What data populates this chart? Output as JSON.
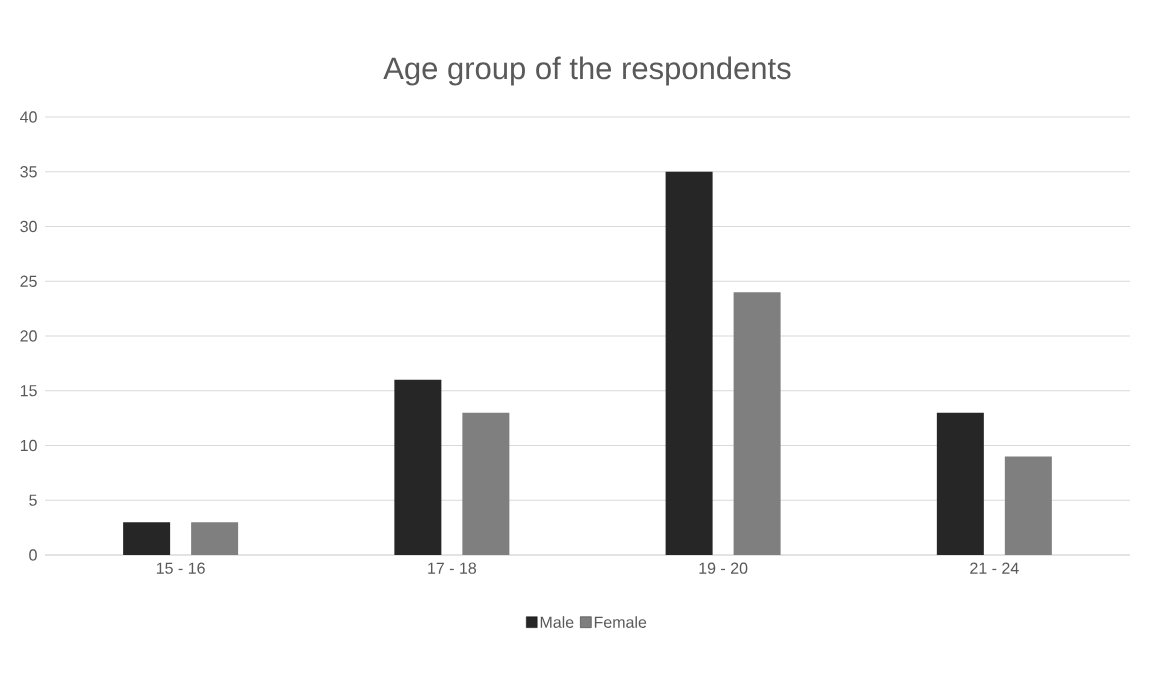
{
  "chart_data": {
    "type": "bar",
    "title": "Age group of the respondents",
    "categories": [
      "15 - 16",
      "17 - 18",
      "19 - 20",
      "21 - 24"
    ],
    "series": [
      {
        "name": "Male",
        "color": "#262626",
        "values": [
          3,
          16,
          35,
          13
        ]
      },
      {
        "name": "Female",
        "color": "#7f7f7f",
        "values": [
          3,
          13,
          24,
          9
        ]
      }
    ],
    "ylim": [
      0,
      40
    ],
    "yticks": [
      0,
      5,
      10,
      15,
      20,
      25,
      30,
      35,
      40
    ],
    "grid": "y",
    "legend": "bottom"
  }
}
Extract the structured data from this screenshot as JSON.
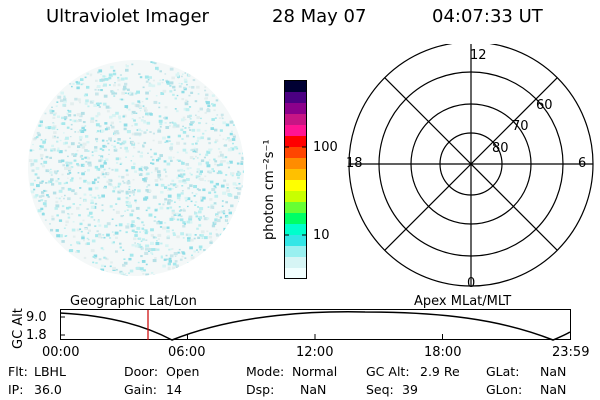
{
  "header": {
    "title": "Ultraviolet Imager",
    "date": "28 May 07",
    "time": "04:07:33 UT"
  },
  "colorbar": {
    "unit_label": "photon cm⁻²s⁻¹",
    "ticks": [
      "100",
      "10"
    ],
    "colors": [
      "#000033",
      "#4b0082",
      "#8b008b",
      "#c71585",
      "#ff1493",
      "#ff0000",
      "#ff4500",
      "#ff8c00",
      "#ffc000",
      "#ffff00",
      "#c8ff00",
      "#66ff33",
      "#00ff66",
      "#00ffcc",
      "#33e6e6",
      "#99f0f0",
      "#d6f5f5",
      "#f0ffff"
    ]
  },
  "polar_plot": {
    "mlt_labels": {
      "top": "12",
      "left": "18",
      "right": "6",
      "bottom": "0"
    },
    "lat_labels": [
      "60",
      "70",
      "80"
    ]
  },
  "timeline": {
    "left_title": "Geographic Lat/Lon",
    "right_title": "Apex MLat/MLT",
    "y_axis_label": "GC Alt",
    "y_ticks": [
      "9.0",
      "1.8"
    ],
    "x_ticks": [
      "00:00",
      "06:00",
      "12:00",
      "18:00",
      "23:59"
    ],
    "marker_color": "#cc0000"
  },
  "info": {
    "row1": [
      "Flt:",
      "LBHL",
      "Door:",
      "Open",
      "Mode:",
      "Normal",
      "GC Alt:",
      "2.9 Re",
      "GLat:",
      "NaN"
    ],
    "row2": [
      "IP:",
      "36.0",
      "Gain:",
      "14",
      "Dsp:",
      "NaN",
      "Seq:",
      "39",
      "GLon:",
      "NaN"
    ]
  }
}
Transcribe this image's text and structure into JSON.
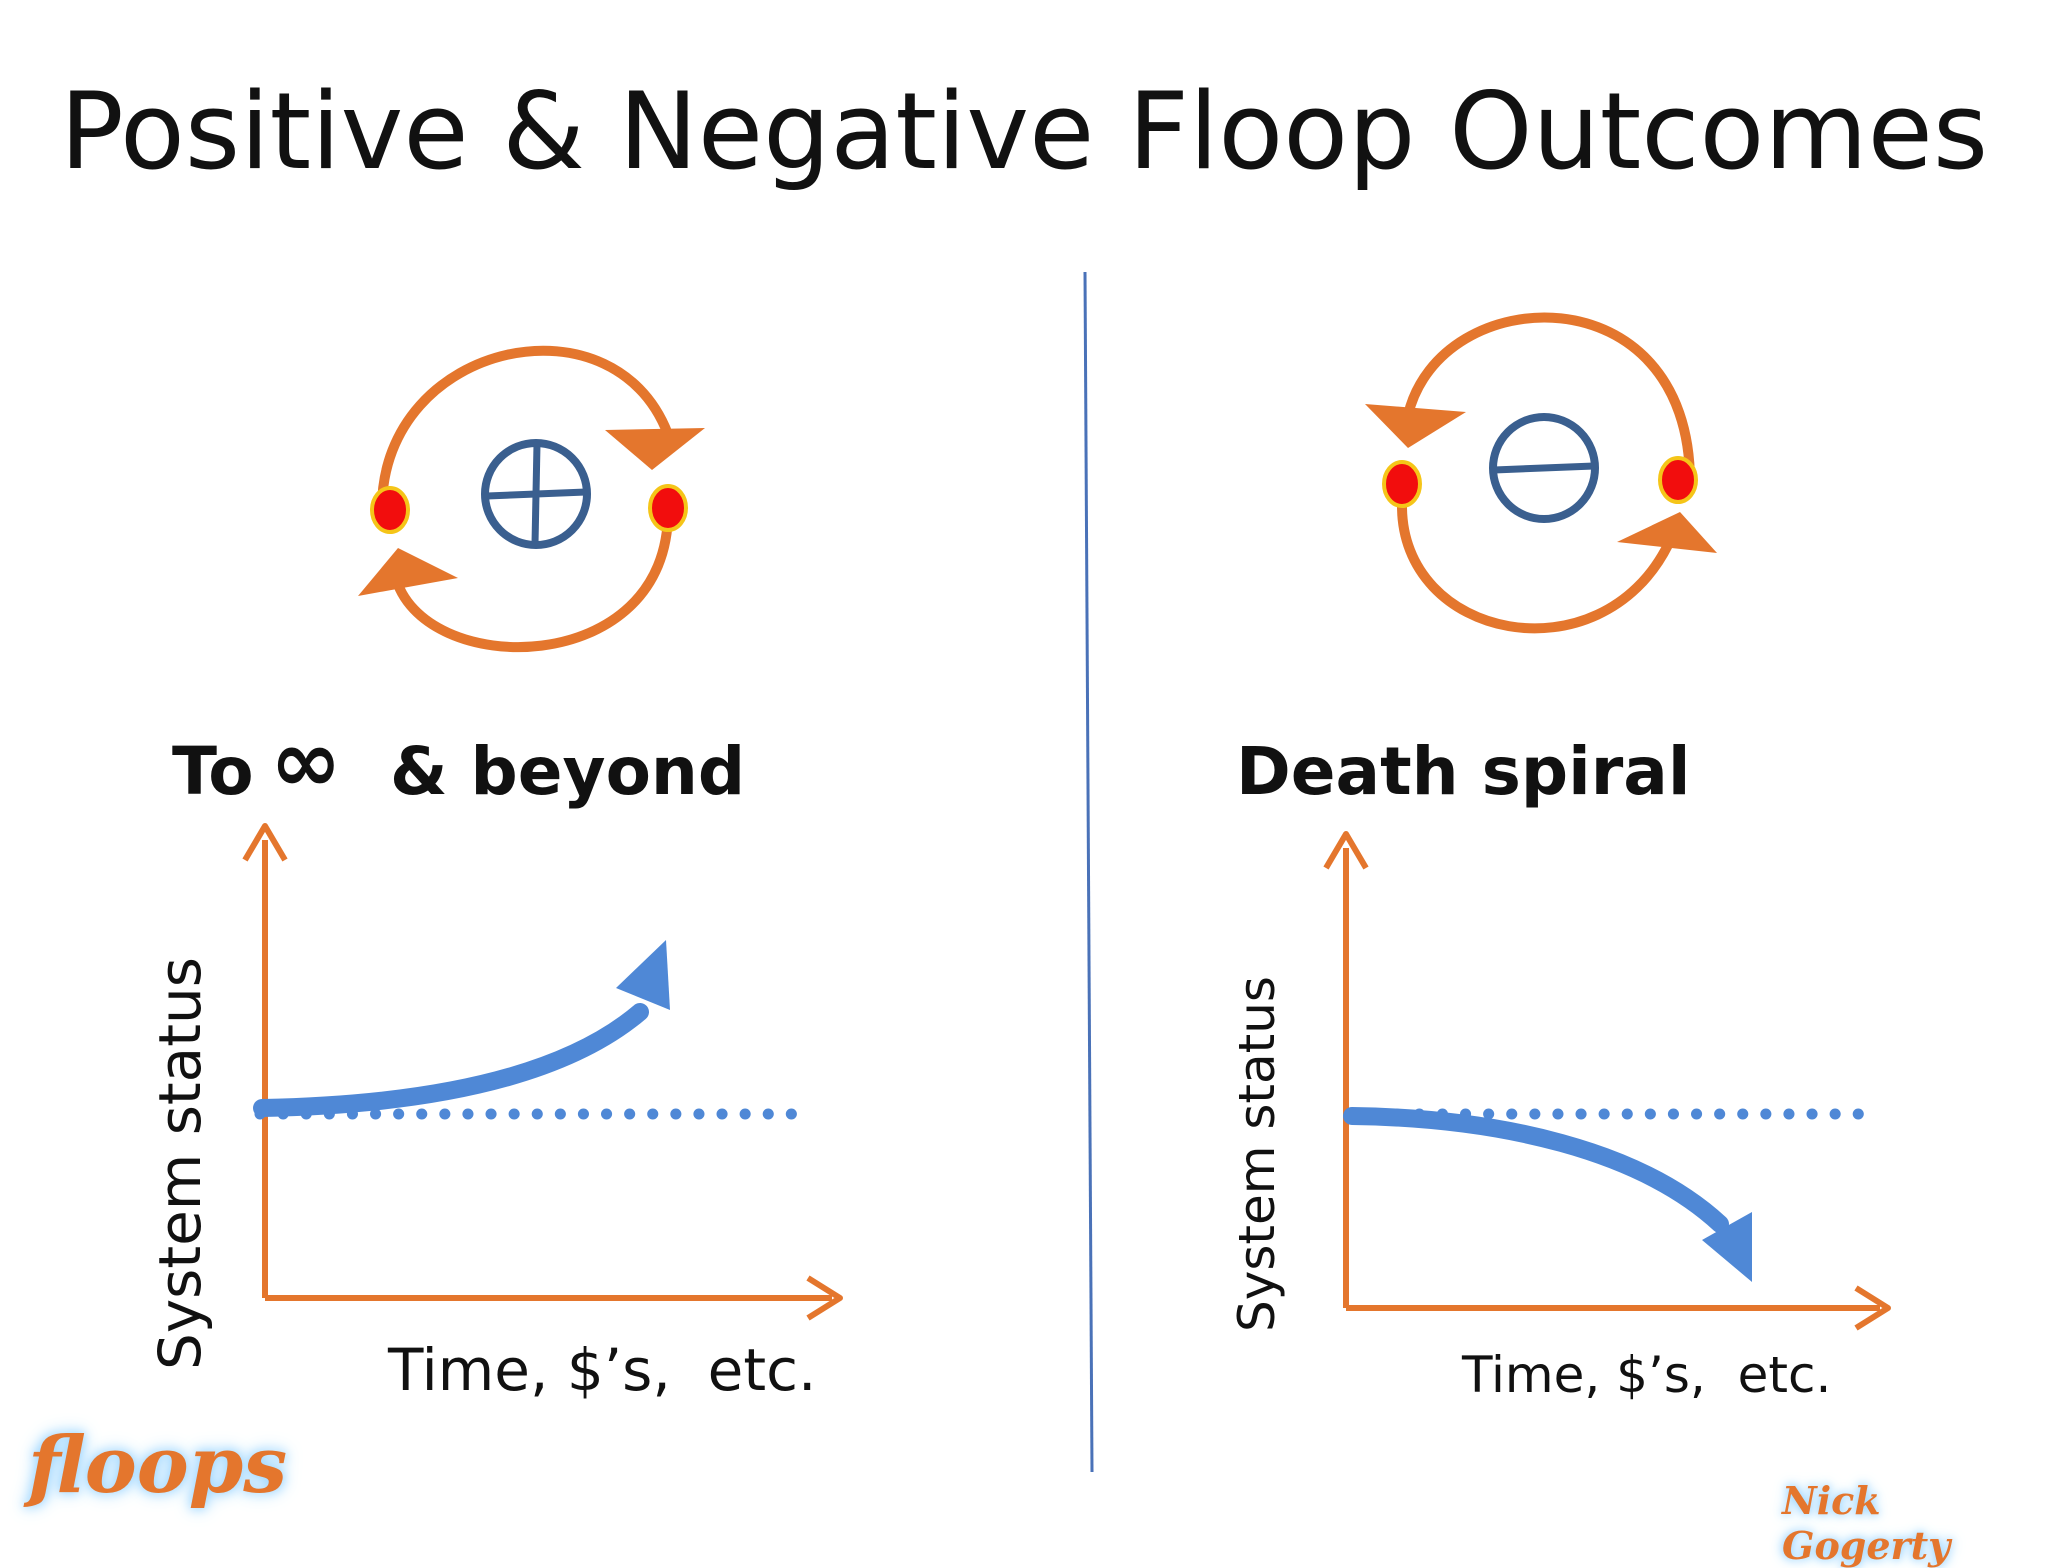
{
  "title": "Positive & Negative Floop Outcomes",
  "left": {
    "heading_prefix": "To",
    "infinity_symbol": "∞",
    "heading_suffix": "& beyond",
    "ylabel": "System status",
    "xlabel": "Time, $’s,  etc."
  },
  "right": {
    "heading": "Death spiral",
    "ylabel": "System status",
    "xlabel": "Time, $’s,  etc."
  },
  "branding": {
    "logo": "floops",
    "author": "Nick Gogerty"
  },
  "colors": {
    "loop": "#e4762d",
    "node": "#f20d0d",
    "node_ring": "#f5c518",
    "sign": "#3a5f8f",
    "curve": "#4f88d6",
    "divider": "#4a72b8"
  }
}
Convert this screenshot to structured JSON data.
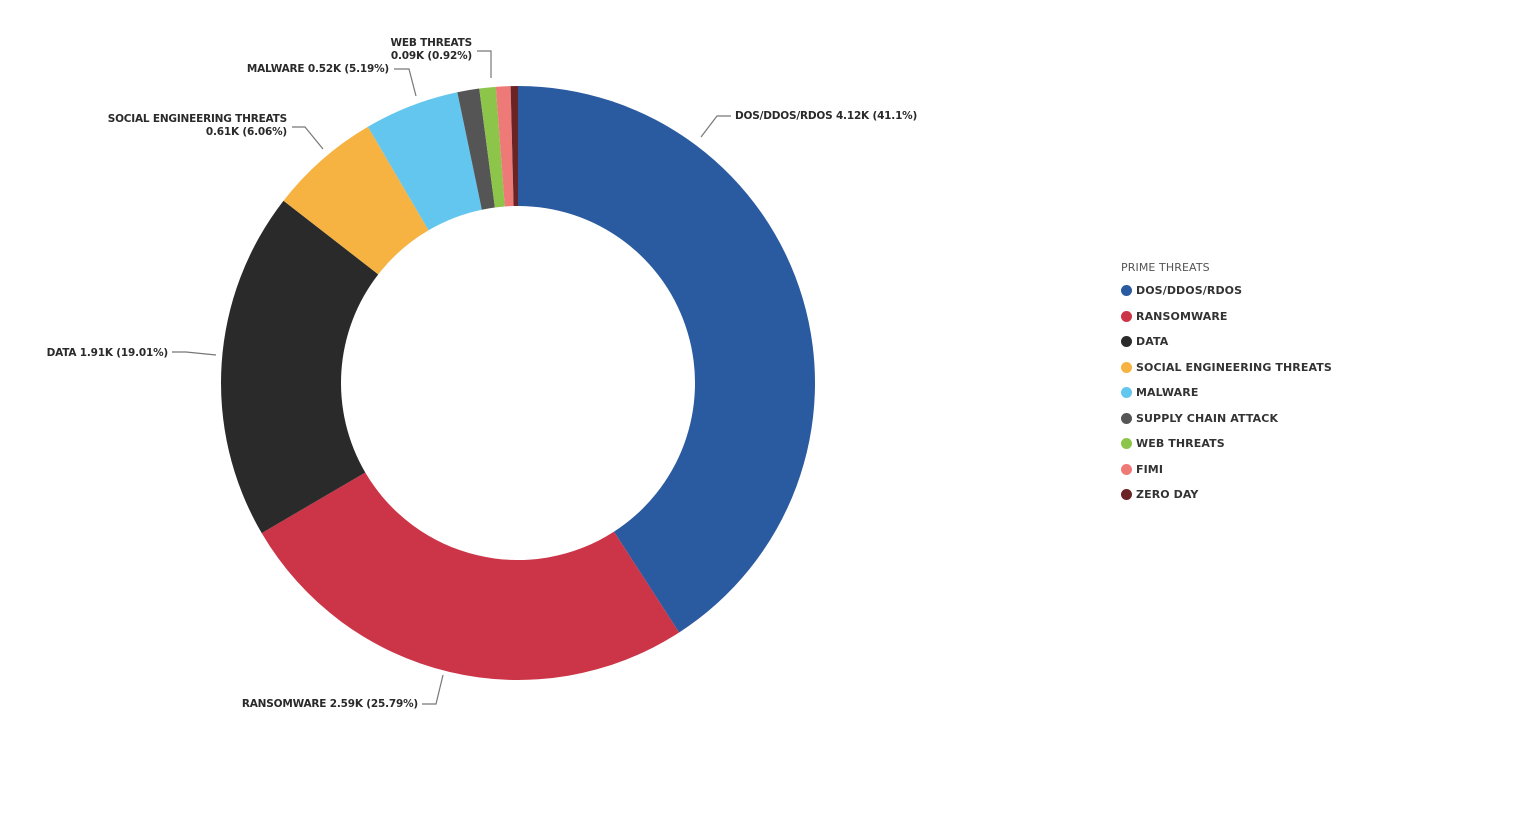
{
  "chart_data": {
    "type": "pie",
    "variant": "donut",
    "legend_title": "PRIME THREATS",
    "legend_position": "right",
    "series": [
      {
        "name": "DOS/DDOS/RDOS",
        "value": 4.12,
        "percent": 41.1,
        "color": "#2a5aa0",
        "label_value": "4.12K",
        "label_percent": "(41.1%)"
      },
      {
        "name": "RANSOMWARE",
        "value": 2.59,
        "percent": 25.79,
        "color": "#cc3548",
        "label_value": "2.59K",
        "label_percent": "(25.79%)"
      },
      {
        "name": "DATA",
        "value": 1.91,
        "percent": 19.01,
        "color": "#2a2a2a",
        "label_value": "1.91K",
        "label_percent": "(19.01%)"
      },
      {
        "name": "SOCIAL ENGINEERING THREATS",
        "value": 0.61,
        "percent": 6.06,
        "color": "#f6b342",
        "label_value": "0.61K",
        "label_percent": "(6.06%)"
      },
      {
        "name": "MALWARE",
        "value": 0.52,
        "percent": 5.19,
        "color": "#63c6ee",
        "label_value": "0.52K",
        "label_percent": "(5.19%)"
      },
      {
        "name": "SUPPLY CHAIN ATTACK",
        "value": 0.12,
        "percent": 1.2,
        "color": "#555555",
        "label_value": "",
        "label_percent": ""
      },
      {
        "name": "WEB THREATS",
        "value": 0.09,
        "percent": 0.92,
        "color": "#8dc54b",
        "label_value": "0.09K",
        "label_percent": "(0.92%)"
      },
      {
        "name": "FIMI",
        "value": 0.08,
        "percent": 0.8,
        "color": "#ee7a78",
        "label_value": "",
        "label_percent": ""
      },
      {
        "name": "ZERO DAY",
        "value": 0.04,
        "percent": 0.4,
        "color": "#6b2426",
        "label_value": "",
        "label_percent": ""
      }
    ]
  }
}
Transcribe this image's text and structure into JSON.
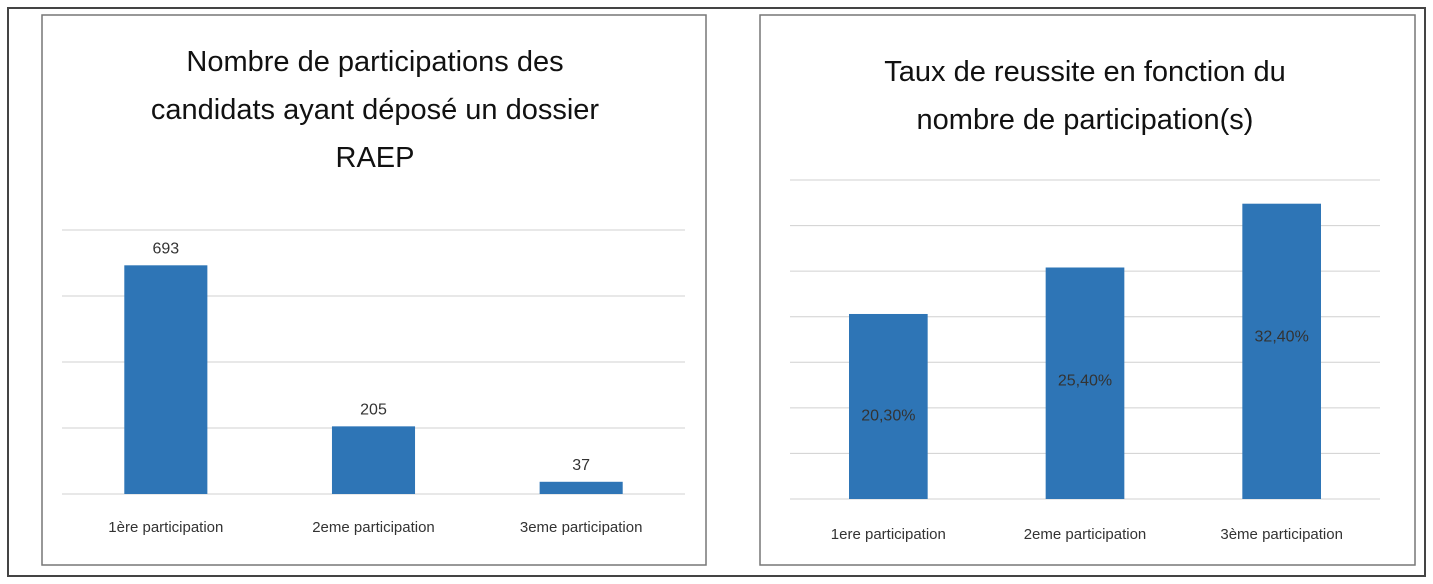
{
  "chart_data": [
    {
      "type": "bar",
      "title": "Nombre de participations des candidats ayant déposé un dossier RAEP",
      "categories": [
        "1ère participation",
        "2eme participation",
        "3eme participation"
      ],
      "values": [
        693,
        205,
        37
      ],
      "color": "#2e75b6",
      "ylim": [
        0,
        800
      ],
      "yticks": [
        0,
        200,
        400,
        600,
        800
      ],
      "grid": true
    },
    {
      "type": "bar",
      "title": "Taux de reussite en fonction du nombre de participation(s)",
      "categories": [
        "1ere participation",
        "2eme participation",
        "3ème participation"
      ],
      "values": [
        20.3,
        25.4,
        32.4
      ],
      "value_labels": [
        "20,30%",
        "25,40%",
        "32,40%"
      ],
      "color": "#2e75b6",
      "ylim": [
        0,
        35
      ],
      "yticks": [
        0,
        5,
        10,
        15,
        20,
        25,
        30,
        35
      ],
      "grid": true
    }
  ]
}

____

Print the records word for word and exclude any picture they hold.

• Response below:
What data populates this chart? Output as JSON.
{
  "chart_data": {
    "type": "bar",
    "title": "Age group of the respondents",
    "categories": [
      "15 - 16",
      "17 - 18",
      "19 - 20",
      "21 - 24"
    ],
    "series": [
      {
        "name": "Male",
        "color": "#262626",
        "values": [
          3,
          16,
          35,
          13
        ]
      },
      {
        "name": "Female",
        "color": "#7f7f7f",
        "values": [
          3,
          13,
          24,
          9
        ]
      }
    ],
    "ylim": [
      0,
      40
    ],
    "yticks": [
      0,
      5,
      10,
      15,
      20,
      25,
      30,
      35,
      40
    ],
    "grid": "y",
    "legend": "bottom"
  }
}
Extract the structured data from this screenshot as JSON.
{
  "header": {
    "title": "Ultraviolet Imager",
    "date": "28 May 07",
    "time": "04:07:33 UT"
  },
  "colorbar": {
    "unit_label": "photon cm⁻²s⁻¹",
    "ticks": [
      "100",
      "10"
    ],
    "colors": [
      "#000033",
      "#4b0082",
      "#8b008b",
      "#c71585",
      "#ff1493",
      "#ff0000",
      "#ff4500",
      "#ff8c00",
      "#ffc000",
      "#ffff00",
      "#c8ff00",
      "#66ff33",
      "#00ff66",
      "#00ffcc",
      "#33e6e6",
      "#99f0f0",
      "#d6f5f5",
      "#f0ffff"
    ]
  },
  "polar_plot": {
    "mlt_labels": {
      "top": "12",
      "left": "18",
      "right": "6",
      "bottom": "0"
    },
    "lat_labels": [
      "60",
      "70",
      "80"
    ]
  },
  "timeline": {
    "left_title": "Geographic Lat/Lon",
    "right_title": "Apex MLat/MLT",
    "y_axis_label": "GC Alt",
    "y_ticks": [
      "9.0",
      "1.8"
    ],
    "x_ticks": [
      "00:00",
      "06:00",
      "12:00",
      "18:00",
      "23:59"
    ],
    "marker_color": "#cc0000"
  },
  "info": {
    "row1": [
      "Flt:",
      "LBHL",
      "Door:",
      "Open",
      "Mode:",
      "Normal",
      "GC Alt:",
      "2.9 Re",
      "GLat:",
      "NaN"
    ],
    "row2": [
      "IP:",
      "36.0",
      "Gain:",
      "14",
      "Dsp:",
      "NaN",
      "Seq:",
      "39",
      "GLon:",
      "NaN"
    ]
  }
}
Transcribe this image's text and structure into JSON.
{
  "title": "Positive & Negative Floop Outcomes",
  "left": {
    "heading_prefix": "To",
    "infinity_symbol": "∞",
    "heading_suffix": "& beyond",
    "ylabel": "System status",
    "xlabel": "Time, $’s,  etc."
  },
  "right": {
    "heading": "Death spiral",
    "ylabel": "System status",
    "xlabel": "Time, $’s,  etc."
  },
  "branding": {
    "logo": "floops",
    "author": "Nick Gogerty"
  },
  "colors": {
    "loop": "#e4762d",
    "node": "#f20d0d",
    "node_ring": "#f5c518",
    "sign": "#3a5f8f",
    "curve": "#4f88d6",
    "divider": "#4a72b8"
  }
}
Convert this screenshot to structured JSON data.
{
  "chart_data": {
    "type": "pie",
    "variant": "donut",
    "legend_title": "PRIME THREATS",
    "legend_position": "right",
    "series": [
      {
        "name": "DOS/DDOS/RDOS",
        "value": 4.12,
        "percent": 41.1,
        "color": "#2a5aa0",
        "label_value": "4.12K",
        "label_percent": "(41.1%)"
      },
      {
        "name": "RANSOMWARE",
        "value": 2.59,
        "percent": 25.79,
        "color": "#cc3548",
        "label_value": "2.59K",
        "label_percent": "(25.79%)"
      },
      {
        "name": "DATA",
        "value": 1.91,
        "percent": 19.01,
        "color": "#2a2a2a",
        "label_value": "1.91K",
        "label_percent": "(19.01%)"
      },
      {
        "name": "SOCIAL ENGINEERING THREATS",
        "value": 0.61,
        "percent": 6.06,
        "color": "#f6b342",
        "label_value": "0.61K",
        "label_percent": "(6.06%)"
      },
      {
        "name": "MALWARE",
        "value": 0.52,
        "percent": 5.19,
        "color": "#63c6ee",
        "label_value": "0.52K",
        "label_percent": "(5.19%)"
      },
      {
        "name": "SUPPLY CHAIN ATTACK",
        "value": 0.12,
        "percent": 1.2,
        "color": "#555555",
        "label_value": "",
        "label_percent": ""
      },
      {
        "name": "WEB THREATS",
        "value": 0.09,
        "percent": 0.92,
        "color": "#8dc54b",
        "label_value": "0.09K",
        "label_percent": "(0.92%)"
      },
      {
        "name": "FIMI",
        "value": 0.08,
        "percent": 0.8,
        "color": "#ee7a78",
        "label_value": "",
        "label_percent": ""
      },
      {
        "name": "ZERO DAY",
        "value": 0.04,
        "percent": 0.4,
        "color": "#6b2426",
        "label_value": "",
        "label_percent": ""
      }
    ]
  }
}
Transcribe this image's text and structure into JSON.
{
  "chart_data": [
    {
      "type": "bar",
      "title": "Nombre de participations des candidats ayant déposé un dossier RAEP",
      "categories": [
        "1ère participation",
        "2eme participation",
        "3eme participation"
      ],
      "values": [
        693,
        205,
        37
      ],
      "color": "#2e75b6",
      "ylim": [
        0,
        800
      ],
      "yticks": [
        0,
        200,
        400,
        600,
        800
      ],
      "grid": true
    },
    {
      "type": "bar",
      "title": "Taux de reussite en fonction du nombre de participation(s)",
      "categories": [
        "1ere participation",
        "2eme participation",
        "3ème participation"
      ],
      "values": [
        20.3,
        25.4,
        32.4
      ],
      "value_labels": [
        "20,30%",
        "25,40%",
        "32,40%"
      ],
      "color": "#2e75b6",
      "ylim": [
        0,
        35
      ],
      "yticks": [
        0,
        5,
        10,
        15,
        20,
        25,
        30,
        35
      ],
      "grid": true
    }
  ]
}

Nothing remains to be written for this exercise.